━━ RAW RECORDS ━━
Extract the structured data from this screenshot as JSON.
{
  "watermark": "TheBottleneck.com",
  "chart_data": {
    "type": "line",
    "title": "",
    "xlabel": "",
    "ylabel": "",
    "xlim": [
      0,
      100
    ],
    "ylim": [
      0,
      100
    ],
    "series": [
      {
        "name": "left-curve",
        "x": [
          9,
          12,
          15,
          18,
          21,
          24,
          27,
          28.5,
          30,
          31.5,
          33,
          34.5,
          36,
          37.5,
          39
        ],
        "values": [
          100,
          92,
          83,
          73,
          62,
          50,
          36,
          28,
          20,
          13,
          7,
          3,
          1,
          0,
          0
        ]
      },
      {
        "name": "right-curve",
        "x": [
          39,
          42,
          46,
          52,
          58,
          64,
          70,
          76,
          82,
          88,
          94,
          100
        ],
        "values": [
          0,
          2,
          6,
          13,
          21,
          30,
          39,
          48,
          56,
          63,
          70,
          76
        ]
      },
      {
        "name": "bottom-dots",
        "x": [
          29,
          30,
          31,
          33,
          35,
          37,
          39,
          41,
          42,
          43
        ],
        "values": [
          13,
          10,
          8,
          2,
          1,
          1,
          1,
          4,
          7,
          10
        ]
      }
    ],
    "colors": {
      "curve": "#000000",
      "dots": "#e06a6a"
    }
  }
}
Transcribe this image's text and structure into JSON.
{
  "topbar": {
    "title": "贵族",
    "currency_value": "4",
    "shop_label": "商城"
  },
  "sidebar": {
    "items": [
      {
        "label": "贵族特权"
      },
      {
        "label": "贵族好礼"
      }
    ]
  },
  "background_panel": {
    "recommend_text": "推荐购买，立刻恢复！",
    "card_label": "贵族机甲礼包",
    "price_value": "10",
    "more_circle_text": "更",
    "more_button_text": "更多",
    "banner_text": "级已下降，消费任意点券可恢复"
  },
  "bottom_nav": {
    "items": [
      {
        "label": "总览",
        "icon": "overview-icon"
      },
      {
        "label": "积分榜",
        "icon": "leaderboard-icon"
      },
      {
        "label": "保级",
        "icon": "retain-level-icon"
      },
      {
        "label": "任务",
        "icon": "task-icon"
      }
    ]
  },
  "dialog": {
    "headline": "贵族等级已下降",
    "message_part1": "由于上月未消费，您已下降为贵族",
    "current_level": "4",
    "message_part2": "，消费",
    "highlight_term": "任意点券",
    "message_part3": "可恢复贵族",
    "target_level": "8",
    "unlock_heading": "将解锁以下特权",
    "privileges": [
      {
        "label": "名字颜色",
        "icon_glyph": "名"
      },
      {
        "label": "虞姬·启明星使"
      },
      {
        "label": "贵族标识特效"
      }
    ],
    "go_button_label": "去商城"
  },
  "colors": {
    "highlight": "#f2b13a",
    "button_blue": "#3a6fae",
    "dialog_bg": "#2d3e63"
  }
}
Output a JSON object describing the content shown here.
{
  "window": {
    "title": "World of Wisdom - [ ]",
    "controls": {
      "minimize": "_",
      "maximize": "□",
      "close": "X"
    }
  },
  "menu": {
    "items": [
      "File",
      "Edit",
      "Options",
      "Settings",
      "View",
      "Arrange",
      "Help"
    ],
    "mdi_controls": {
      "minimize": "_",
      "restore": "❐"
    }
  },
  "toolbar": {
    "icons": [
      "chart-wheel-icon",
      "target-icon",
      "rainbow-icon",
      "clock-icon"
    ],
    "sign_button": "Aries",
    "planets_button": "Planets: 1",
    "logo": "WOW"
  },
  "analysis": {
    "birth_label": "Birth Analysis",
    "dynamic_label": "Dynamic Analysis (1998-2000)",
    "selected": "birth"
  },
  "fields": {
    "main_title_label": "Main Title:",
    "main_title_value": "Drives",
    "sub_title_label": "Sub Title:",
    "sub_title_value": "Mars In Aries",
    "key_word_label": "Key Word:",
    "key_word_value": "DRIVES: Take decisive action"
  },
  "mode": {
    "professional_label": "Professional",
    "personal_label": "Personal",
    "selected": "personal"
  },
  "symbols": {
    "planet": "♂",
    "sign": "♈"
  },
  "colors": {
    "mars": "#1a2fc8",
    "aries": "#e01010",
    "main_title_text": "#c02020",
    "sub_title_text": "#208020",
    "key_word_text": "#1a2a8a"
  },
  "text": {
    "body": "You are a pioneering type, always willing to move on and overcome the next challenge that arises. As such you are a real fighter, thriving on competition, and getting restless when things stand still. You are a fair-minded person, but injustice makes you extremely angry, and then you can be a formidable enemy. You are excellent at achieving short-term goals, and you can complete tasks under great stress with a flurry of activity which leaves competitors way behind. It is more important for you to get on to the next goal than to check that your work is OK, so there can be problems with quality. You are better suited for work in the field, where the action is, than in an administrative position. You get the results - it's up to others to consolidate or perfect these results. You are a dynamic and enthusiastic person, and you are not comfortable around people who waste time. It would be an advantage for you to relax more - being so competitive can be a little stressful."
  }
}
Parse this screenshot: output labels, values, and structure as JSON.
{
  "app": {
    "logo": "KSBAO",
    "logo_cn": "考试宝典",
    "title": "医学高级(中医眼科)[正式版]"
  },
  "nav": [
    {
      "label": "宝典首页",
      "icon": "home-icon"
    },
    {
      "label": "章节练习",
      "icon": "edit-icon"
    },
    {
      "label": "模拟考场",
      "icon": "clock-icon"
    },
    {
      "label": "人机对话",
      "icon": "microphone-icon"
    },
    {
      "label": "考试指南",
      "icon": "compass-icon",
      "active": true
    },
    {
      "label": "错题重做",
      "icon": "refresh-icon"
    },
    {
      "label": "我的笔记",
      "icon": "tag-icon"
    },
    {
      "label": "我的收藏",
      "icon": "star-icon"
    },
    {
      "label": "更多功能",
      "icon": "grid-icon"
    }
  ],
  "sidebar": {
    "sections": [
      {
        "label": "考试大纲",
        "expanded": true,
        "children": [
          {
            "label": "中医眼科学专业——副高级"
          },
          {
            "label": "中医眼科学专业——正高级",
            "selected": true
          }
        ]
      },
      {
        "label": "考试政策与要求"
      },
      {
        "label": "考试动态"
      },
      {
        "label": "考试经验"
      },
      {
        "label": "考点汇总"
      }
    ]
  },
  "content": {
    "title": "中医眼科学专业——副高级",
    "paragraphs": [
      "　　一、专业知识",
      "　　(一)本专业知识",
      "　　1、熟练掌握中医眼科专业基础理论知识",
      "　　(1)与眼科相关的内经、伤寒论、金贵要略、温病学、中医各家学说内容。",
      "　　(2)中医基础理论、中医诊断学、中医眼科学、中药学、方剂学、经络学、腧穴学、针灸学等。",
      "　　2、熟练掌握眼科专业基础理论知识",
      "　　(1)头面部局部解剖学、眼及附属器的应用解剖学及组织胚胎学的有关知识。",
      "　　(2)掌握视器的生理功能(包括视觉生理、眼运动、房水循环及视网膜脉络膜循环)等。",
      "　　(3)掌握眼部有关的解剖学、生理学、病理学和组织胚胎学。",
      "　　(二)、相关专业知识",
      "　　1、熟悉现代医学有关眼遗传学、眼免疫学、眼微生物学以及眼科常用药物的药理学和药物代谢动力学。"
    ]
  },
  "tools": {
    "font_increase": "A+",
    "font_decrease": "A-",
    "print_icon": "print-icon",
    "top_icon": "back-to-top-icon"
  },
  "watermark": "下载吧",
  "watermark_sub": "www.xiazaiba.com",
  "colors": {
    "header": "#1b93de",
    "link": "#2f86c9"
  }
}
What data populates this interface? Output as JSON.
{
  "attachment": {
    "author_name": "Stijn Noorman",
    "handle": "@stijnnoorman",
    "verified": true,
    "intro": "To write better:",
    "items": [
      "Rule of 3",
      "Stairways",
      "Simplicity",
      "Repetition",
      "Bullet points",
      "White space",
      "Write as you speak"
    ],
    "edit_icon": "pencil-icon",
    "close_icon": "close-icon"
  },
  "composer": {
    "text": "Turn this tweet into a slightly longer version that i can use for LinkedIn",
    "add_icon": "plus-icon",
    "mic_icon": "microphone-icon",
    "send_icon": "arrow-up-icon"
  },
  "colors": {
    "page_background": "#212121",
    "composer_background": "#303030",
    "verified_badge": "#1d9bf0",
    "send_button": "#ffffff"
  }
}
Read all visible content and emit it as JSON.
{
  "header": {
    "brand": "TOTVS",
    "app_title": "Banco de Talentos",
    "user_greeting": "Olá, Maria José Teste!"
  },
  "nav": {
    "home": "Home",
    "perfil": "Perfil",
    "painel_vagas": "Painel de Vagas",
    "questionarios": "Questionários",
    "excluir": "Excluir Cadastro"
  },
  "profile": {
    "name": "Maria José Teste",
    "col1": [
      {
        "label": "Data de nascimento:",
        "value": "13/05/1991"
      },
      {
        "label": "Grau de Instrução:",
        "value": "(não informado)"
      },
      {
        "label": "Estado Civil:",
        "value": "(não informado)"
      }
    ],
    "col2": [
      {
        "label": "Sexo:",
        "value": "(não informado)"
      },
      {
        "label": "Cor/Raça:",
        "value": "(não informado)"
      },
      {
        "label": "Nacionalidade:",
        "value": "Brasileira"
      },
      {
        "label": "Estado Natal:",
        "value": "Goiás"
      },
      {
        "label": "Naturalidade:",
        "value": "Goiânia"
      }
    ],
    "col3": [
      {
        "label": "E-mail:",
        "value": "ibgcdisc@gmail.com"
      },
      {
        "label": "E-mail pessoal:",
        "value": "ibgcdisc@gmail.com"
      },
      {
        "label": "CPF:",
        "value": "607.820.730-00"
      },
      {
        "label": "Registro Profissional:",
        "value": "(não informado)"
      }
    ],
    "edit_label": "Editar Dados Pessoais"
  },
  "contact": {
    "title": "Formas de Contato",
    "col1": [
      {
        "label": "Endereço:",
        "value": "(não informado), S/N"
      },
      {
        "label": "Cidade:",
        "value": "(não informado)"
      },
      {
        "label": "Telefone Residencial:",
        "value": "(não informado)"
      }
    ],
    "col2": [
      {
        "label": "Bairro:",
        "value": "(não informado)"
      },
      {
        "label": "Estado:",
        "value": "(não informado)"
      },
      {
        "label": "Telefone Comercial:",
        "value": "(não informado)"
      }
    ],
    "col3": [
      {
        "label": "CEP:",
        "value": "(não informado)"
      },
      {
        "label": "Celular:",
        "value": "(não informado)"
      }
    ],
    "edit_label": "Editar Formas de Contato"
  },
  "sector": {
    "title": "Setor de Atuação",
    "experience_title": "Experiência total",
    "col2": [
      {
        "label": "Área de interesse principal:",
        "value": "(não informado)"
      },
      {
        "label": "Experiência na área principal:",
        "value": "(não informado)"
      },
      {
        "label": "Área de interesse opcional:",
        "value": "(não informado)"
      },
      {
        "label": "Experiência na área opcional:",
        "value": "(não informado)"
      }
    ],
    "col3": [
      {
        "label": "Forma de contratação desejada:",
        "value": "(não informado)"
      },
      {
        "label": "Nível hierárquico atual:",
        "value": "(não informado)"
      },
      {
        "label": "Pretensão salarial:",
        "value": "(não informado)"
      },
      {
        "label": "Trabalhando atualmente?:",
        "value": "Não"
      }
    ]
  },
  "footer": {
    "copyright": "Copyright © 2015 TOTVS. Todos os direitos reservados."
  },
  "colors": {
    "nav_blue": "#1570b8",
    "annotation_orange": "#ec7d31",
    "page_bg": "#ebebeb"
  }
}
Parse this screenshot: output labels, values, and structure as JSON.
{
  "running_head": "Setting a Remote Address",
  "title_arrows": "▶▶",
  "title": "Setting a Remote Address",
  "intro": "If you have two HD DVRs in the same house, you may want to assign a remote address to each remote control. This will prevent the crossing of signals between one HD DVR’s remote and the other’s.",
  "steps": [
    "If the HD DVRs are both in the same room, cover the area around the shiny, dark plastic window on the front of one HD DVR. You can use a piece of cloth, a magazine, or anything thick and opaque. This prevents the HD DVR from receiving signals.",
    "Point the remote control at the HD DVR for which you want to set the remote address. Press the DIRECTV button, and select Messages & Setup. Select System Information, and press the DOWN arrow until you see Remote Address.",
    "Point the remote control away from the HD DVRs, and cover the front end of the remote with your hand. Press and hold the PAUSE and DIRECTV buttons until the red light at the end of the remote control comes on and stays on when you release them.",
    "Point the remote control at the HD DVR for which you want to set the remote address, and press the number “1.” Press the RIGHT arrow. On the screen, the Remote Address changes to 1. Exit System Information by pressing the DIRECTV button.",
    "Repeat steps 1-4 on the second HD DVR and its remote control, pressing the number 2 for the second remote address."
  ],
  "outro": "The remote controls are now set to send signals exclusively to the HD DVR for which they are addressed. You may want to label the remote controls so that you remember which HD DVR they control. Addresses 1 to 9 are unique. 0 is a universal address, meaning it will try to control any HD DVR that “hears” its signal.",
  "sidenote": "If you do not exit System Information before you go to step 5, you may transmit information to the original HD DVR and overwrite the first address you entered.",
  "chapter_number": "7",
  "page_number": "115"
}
━━━
_GIVEN PROBLEM_.
From the data above, copy each line where the string "TOTVS" appears.

_SOLUTION FOR THIS TASK_.
    "brand": "TOTVS",
    "copyright": "Copyright © 2015 TOTVS. Todos os direitos reservados."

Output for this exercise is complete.